_To be done_
1/ Answer these questions about the email thread on GCC floating-point comparisons:
(a) What does eliminate_redundant_comparison turn the expression into?
(b) Under Richard Biener's interpretation, which option must be used for GCC to treat traps as observable?
(c) Which option has there been debate about the exact meaning of?
2/ Transcribe the email thread on GCC floating-point comparisons word for word. Begin at the words "On Wed, 2020-11-25" and stop after "far so good.".
3/ Pick up the email thread on GCC floating-point comparisons and write what comes after its final sentence.

+++ Provided text +++

On Wed, 2020-11-25 at 10:53 +0100, Richard Biener wrote:
> On Wed, Nov 25, 2020 at 8:15 AM Marc Glisse <marc.gli...@inria.fr>
> wrote:
> > On Wed, 25 Nov 2020, Ilya Leoshkevich via Gcc wrote:
> > 
> > > I have a C floating point comparison (a <= b && a >= b), which
> > > test_for_singularity turns into (a <= b && a == b) and vectorizer
> > > turns
> > > into ((a <= b) & (a == b)).  So far so good.
> > > 
> > > eliminate_redundant_comparison, however, turns it into just (a ==
> > > b).
> > > I don't think this is correct, because (a <= b) traps and (a ==
> > > b)
> > > doesn't.
> > 
> > Hello,
> > 
> > let me just mention the old
> > https://gcc.gnu.org/bugzilla/show_bug.cgi?id=53805
> > https://gcc.gnu.org/bugzilla/show_bug.cgi?id=53806
> > 
> > There has been some debate about the exact meaning of -ftrapping-
> > math, but
> > don't let that stop you.
> 
> My interpretation has been that GCC considers traps not observable
> unless you compile with -fnon-call-exceptions which means that GCC
> happily elides them.  That's usually in-line of user expectations
> with
> respect to optimization - they do not expect us to do less
> optimization
> just for the sake if there's a trap.  Of course we do have to be
> careful
> to not introduce traps where there were none.

+++ Record list +++

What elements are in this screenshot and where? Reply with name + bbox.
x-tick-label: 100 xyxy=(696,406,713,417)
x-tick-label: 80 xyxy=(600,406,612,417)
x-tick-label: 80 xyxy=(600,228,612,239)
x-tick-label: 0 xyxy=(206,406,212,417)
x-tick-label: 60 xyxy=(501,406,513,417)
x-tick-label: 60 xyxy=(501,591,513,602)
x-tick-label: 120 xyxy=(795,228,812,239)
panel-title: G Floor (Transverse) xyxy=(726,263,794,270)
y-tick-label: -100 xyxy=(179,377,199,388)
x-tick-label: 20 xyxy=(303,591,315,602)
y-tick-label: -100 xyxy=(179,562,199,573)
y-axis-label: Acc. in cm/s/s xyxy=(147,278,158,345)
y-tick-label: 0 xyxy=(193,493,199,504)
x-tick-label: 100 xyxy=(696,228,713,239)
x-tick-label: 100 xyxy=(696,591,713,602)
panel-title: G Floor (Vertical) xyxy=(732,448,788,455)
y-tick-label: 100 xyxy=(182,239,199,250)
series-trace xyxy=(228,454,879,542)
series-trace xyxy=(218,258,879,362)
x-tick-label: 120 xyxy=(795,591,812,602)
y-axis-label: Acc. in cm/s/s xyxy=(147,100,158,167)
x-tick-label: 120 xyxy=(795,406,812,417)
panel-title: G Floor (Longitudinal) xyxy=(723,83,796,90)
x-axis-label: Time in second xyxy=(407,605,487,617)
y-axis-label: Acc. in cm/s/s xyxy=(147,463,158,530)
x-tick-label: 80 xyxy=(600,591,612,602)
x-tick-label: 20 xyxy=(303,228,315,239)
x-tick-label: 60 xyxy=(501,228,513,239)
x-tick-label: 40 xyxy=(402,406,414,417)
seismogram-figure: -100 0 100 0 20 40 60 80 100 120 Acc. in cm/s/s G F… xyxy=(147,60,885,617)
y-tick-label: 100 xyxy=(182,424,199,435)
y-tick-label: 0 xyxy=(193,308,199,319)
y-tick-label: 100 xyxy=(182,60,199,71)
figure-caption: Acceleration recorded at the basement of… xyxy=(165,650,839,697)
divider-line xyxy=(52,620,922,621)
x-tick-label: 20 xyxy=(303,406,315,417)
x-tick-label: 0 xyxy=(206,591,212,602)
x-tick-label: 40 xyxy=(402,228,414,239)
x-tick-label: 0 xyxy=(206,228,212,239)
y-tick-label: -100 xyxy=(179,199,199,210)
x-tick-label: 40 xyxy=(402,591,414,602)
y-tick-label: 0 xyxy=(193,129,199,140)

+++

_Exercise answers_
1/
(a) (a == b)
(b) -fnon-call-exceptions
(c) -ftrapping-math

2/
On Wed, 2020-11-25 at 10:53 +0100, Richard Biener wrote:
> On Wed, Nov 25, 2020 at 8:15 AM Marc Glisse <marc.gli...@inria.fr>
> wrote:
> > On Wed, 25 Nov 2020, Ilya Leoshkevich via Gcc wrote:
> > 
> > > I have a C floating point comparison (a <= b && a >= b), which
> > > test_for_singularity turns into (a <= b && a == b) and vectorizer
> > > turns
> > > into ((a <= b) & (a == b)).  So far so good.

3/
> 
> In particular for say
> 
>  a <= b;
>  foo ();
> 
> you cannot rely on foo () never being called when a <= b traps
> because
> its effect on control flow is not modeled in the IL (we also happily
> DCE any such possibly trapping operation - the traps are not
> considered
> unmodeled side-effects).
> Even with -fnon-call-exceptions when the possible exception is not
> caught within
> the function there are probably similar issues with respect to code
> motion.
> 
> Richard.
> 
> > --
> > Marc Glisse

Thanks for the explanation, that's good to know.  I'll need to rather
ad
just my test expectations then.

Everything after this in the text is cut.